- [TASK TO COMPLETE] Isolate every line in the records below with "Listing" in it.

Stored data entries
====================

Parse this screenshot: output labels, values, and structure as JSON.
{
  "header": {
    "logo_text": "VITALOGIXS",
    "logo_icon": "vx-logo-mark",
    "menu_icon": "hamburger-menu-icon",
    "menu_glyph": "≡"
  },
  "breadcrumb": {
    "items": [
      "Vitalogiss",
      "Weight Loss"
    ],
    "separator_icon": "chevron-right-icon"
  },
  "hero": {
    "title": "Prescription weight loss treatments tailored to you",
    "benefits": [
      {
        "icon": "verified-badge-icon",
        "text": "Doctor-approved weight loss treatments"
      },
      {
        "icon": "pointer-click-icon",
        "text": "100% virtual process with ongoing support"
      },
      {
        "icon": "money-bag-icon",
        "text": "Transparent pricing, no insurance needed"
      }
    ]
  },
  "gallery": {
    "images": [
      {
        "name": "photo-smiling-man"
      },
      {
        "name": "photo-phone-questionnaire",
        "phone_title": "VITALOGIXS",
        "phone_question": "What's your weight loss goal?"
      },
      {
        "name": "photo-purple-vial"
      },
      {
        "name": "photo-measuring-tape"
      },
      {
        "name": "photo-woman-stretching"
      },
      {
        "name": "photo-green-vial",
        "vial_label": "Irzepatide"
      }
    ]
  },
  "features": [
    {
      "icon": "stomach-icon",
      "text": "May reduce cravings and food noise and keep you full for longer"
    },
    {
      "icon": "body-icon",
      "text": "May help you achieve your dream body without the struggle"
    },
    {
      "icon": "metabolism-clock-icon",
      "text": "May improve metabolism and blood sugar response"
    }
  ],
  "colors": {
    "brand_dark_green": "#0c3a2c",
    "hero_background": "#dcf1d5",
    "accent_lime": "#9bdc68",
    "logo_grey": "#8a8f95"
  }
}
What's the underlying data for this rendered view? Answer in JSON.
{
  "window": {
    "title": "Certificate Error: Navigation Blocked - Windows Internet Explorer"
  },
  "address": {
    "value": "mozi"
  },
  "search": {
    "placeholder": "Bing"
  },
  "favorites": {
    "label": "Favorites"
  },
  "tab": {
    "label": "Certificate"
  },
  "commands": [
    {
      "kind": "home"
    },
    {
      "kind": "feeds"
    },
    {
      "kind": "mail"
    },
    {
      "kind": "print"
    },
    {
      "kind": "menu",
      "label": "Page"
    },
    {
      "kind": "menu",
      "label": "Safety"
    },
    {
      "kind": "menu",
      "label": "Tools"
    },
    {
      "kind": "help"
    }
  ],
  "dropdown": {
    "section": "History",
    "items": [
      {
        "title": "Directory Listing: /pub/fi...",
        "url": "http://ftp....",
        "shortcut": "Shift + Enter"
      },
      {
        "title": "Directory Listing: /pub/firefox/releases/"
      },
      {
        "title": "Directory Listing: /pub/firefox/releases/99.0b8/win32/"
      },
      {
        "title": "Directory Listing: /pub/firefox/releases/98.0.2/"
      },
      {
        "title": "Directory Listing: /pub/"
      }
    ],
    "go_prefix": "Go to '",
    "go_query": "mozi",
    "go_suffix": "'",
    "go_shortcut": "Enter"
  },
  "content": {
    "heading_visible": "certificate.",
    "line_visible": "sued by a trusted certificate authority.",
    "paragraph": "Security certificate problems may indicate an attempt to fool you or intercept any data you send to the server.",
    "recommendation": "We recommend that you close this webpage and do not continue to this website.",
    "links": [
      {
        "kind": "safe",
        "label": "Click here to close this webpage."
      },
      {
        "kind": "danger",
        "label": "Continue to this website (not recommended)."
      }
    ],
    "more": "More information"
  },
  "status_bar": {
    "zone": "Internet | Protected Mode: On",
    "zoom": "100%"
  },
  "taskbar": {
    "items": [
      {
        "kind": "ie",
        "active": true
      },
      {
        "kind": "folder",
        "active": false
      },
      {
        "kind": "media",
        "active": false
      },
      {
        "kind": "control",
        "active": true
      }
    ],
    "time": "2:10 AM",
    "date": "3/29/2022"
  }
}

====================

- [RESULT OF THE TASK]
        "title": "Directory Listing: /pub/fi...",
        "title": "Directory Listing: /pub/firefox/releases/"
        "title": "Directory Listing: /pub/firefox/releases/99.0b8/win32/"
        "title": "Directory Listing: /pub/firefox/releases/98.0.2/"
        "title": "Directory Listing: /pub/"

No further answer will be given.